**What is being asked:** Copy every line in the records below that contains the word "automatic".

[Stored data]
* * * *

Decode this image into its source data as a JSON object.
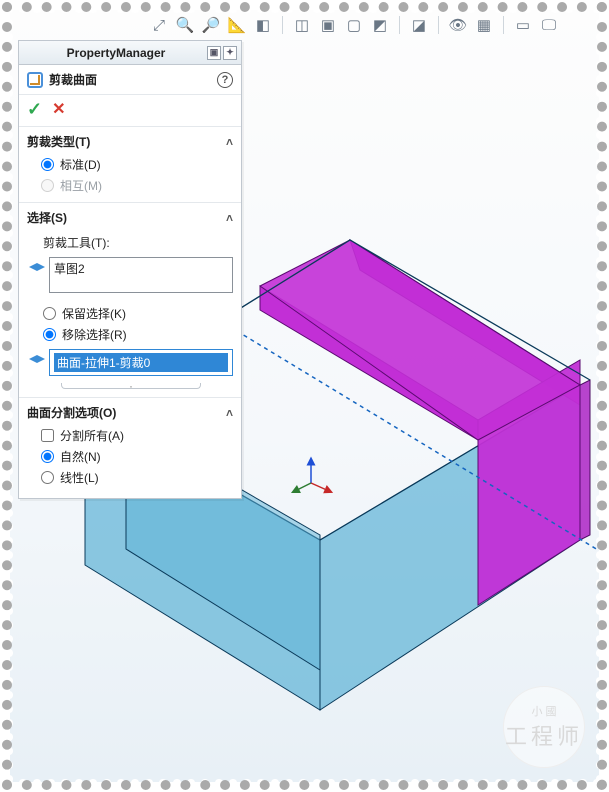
{
  "panel": {
    "header_title": "PropertyManager",
    "feature_name": "剪裁曲面",
    "sections": {
      "trim_type": {
        "title": "剪裁类型(T)",
        "standard": "标准(D)",
        "mutual": "相互(M)"
      },
      "selection": {
        "title": "选择(S)",
        "tool_label": "剪裁工具(T):",
        "tool_item": "草图2",
        "keep": "保留选择(K)",
        "remove": "移除选择(R)",
        "selected_item": "曲面-拉伸1-剪裁0"
      },
      "split_options": {
        "title": "曲面分割选项(O)",
        "split_all": "分割所有(A)",
        "natural": "自然(N)",
        "linear": "线性(L)"
      }
    }
  },
  "watermark": {
    "small": "小 國",
    "big": "工程师"
  }
}
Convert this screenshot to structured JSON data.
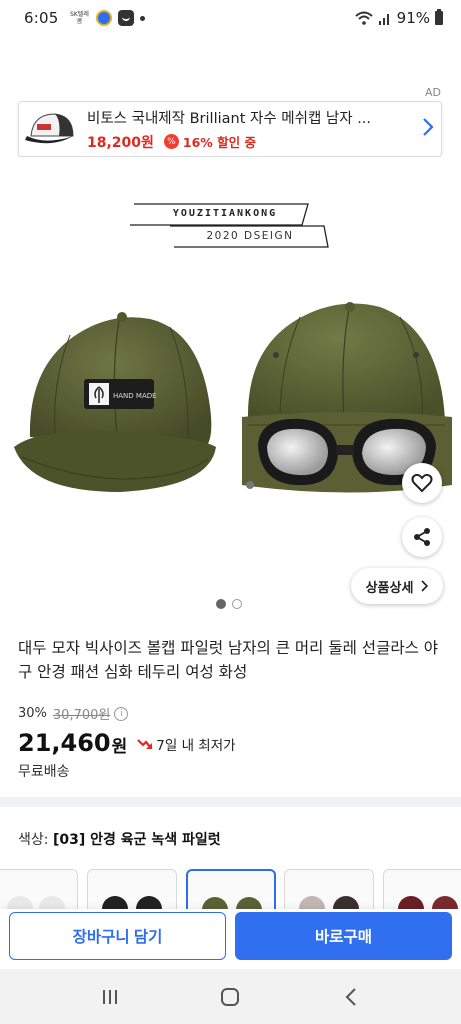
{
  "status_bar": {
    "time": "6:05",
    "carrier_mini": "SK텔레콤",
    "battery": "91%"
  },
  "ad": {
    "tag": "AD",
    "title": "비토스 국내제작 Brilliant 자수 메쉬캡 남자 ...",
    "price": "18,200원",
    "discount_badge": "%",
    "discount_text": "16% 할인 중"
  },
  "product_image": {
    "brand_top": "YOUZITIANKONG",
    "brand_bottom": "2020 DSEIGN",
    "patch_text": "HAND MADE",
    "detail_button": "상품상세",
    "page_count": 2,
    "current_page": 1
  },
  "product": {
    "title": "대두 모자 빅사이즈 볼캡 파일럿 남자의 큰 머리 둘레 선글라스 야구 안경 패션 심화 테두리 여성 화성",
    "discount_rate": "30%",
    "original_price": "30,700원",
    "price": "21,460",
    "price_unit": "원",
    "lowest_text": "7일 내 최저가",
    "shipping": "무료배송"
  },
  "option": {
    "label": "색상: ",
    "selected": "[03] 안경 육군 녹색 파일럿"
  },
  "actions": {
    "cart": "장바구니 담기",
    "buy": "바로구매"
  },
  "colors": {
    "accent": "#2F6FF0",
    "sale_red": "#E0291E",
    "cap_olive": "#5B6135"
  }
}
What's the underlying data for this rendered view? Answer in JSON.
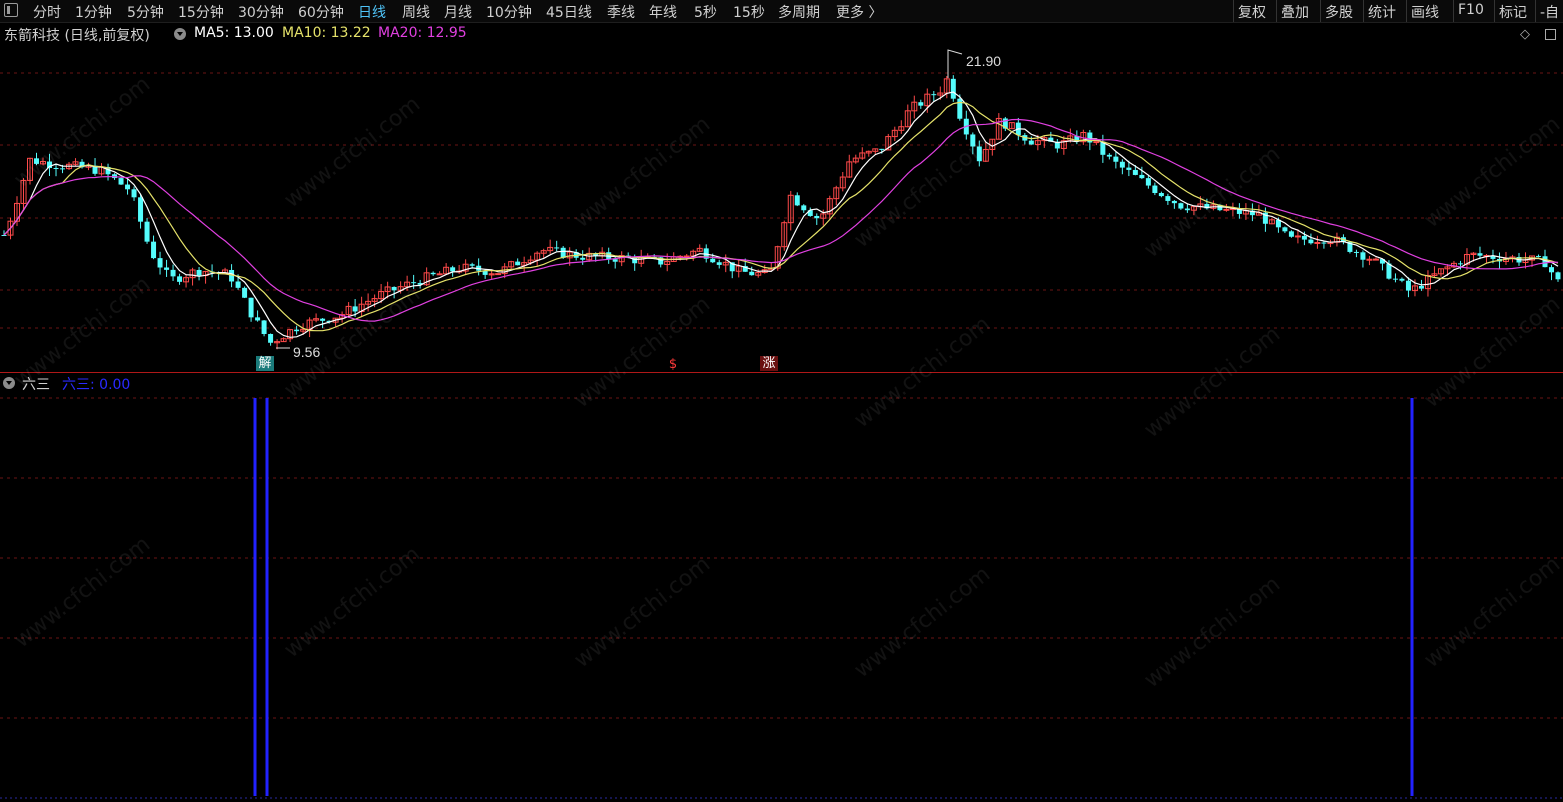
{
  "toolbar": {
    "periods": [
      "分时",
      "1分钟",
      "5分钟",
      "15分钟",
      "30分钟",
      "60分钟",
      "日线",
      "周线",
      "月线",
      "10分钟",
      "45日线",
      "季线",
      "年线",
      "5秒",
      "15秒",
      "多周期",
      "更多 〉"
    ],
    "active_period": "日线",
    "right_buttons": [
      "复权",
      "叠加",
      "多股",
      "统计",
      "画线",
      "F10",
      "标记",
      "-自"
    ]
  },
  "main_chart": {
    "title": "东箭科技 (日线,前复权)",
    "ma5_label": "MA5: 13.00",
    "ma10_label": "MA10: 13.22",
    "ma20_label": "MA20: 12.95",
    "high_label": "21.90",
    "low_label": "9.56",
    "markers": [
      "解",
      "$",
      "涨"
    ],
    "colors": {
      "up": "#ff4a4a",
      "down": "#54fcfc",
      "ma5": "#ffffff",
      "ma10": "#e5e26a",
      "ma20": "#e040e0",
      "grid": "#6a1414"
    }
  },
  "sub_chart": {
    "title": "六三",
    "value_label": "六三: 0.00",
    "bar_color": "#2222ff"
  },
  "watermark": "www.cfchi.com",
  "chart_data": {
    "type": "candlestick",
    "y_high_marked": 21.9,
    "y_low_marked": 9.56,
    "ma_values_last": {
      "MA5": 13.0,
      "MA10": 13.22,
      "MA20": 12.95
    },
    "signal_bars_indices": [
      48,
      49,
      214
    ]
  }
}
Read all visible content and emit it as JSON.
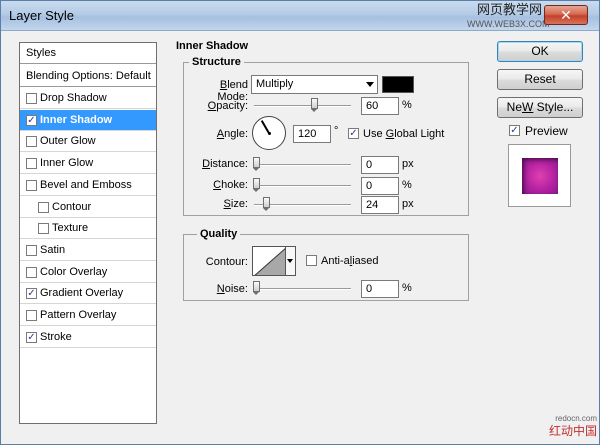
{
  "window": {
    "title": "Layer Style",
    "close_glyph": "✕",
    "watermark_top": "网页教学网",
    "watermark_top_url": "WWW.WEB3X.COM",
    "watermark_bottom_url": "redocn.com",
    "watermark_bottom": "红动中国"
  },
  "styles_list": {
    "items": [
      {
        "label": "Styles",
        "checkbox": false
      },
      {
        "label": "Blending Options: Default",
        "checkbox": false
      },
      {
        "label": "Drop Shadow",
        "checkbox": true,
        "checked": false
      },
      {
        "label": "Inner Shadow",
        "checkbox": true,
        "checked": true,
        "active": true
      },
      {
        "label": "Outer Glow",
        "checkbox": true,
        "checked": false
      },
      {
        "label": "Inner Glow",
        "checkbox": true,
        "checked": false
      },
      {
        "label": "Bevel and Emboss",
        "checkbox": true,
        "checked": false
      },
      {
        "label": "Contour",
        "checkbox": true,
        "checked": false,
        "indent": true
      },
      {
        "label": "Texture",
        "checkbox": true,
        "checked": false,
        "indent": true
      },
      {
        "label": "Satin",
        "checkbox": true,
        "checked": false
      },
      {
        "label": "Color Overlay",
        "checkbox": true,
        "checked": false
      },
      {
        "label": "Gradient Overlay",
        "checkbox": true,
        "checked": true
      },
      {
        "label": "Pattern Overlay",
        "checkbox": true,
        "checked": false
      },
      {
        "label": "Stroke",
        "checkbox": true,
        "checked": true
      }
    ]
  },
  "inner_shadow": {
    "title": "Inner Shadow",
    "structure": {
      "title": "Structure",
      "blend_mode": {
        "label_u": "B",
        "label_rest": "lend Mode:",
        "value": "Multiply",
        "color": "#000000"
      },
      "opacity": {
        "label_u": "O",
        "label_rest": "pacity:",
        "value": "60",
        "unit": "%",
        "fraction": 0.6
      },
      "angle": {
        "label_u": "A",
        "label_rest": "ngle:",
        "value": "120",
        "unit": "°",
        "degrees": 120,
        "global_light_pre": "Use ",
        "global_light_u": "G",
        "global_light_rest": "lobal Light",
        "global_light_checked": true
      },
      "distance": {
        "label_u": "D",
        "label_rest": "istance:",
        "value": "0",
        "unit": "px",
        "fraction": 0.0
      },
      "choke": {
        "label_u": "C",
        "label_rest": "hoke:",
        "value": "0",
        "unit": "%",
        "fraction": 0.0
      },
      "size": {
        "label_u": "S",
        "label_rest": "ize:",
        "value": "24",
        "unit": "px",
        "fraction": 0.1
      }
    },
    "quality": {
      "title": "Quality",
      "contour_label": "Contour:",
      "anti_aliased_pre": "Anti-a",
      "anti_aliased_u": "l",
      "anti_aliased_rest": "iased",
      "anti_aliased_checked": false,
      "noise": {
        "label_u": "N",
        "label_rest": "oise:",
        "value": "0",
        "unit": "%",
        "fraction": 0.0
      }
    }
  },
  "buttons": {
    "ok": "OK",
    "reset": "Reset",
    "new_style_u": "W",
    "new_style_pre": "Ne",
    "new_style_rest": " Style...",
    "preview_label": "Preview",
    "preview_checked": true
  }
}
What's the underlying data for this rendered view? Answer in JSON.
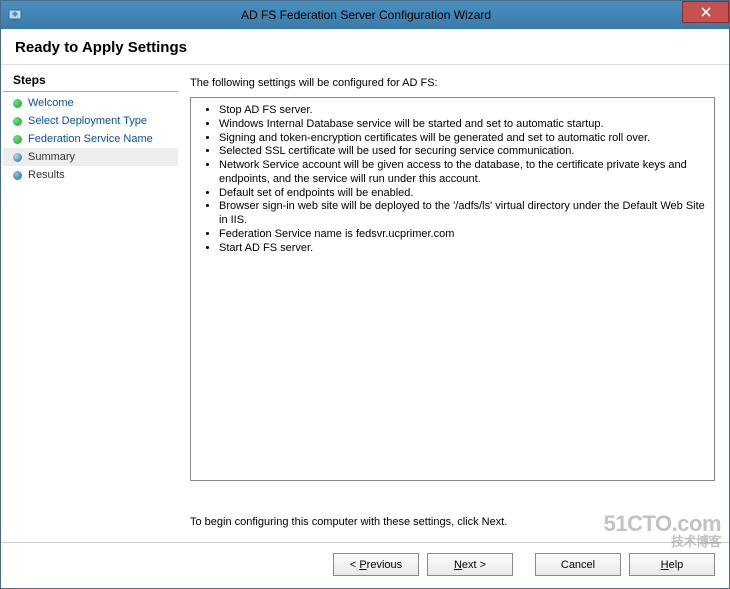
{
  "window": {
    "title": "AD FS Federation Server Configuration Wizard"
  },
  "heading": "Ready to Apply Settings",
  "sidebar": {
    "header": "Steps",
    "items": [
      {
        "label": "Welcome",
        "state": "done"
      },
      {
        "label": "Select Deployment Type",
        "state": "done"
      },
      {
        "label": "Federation Service Name",
        "state": "done"
      },
      {
        "label": "Summary",
        "state": "current"
      },
      {
        "label": "Results",
        "state": "pending"
      }
    ]
  },
  "main": {
    "intro": "The following settings will be configured for AD FS:",
    "bullets": [
      "Stop AD FS server.",
      "Windows Internal Database service will be started and set to automatic startup.",
      "Signing and token-encryption certificates will be generated and set to automatic roll over.",
      "Selected SSL certificate will be used for securing service communication.",
      "Network Service account will be given access to the database, to the certificate private keys and endpoints, and the service will run under this account.",
      "Default set of endpoints will be enabled.",
      "Browser sign-in web site will be deployed to the '/adfs/ls' virtual directory under the Default Web Site in IIS.",
      "Federation Service name is fedsvr.ucprimer.com",
      "Start AD FS server."
    ],
    "footer": "To begin configuring this computer with these settings, click Next."
  },
  "buttons": {
    "previous_pre": "< ",
    "previous_u": "P",
    "previous_post": "revious",
    "next_u": "N",
    "next_post": "ext >",
    "cancel": "Cancel",
    "help_u": "H",
    "help_post": "elp"
  },
  "watermark": {
    "line1": "51CTO.com",
    "line2": "技术博客"
  }
}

* * * *

**Exercise output:**
      "Windows Internal Database service will be started and set to automatic startup.",
      "Signing and token-encryption certificates will be generated and set to automatic roll over.",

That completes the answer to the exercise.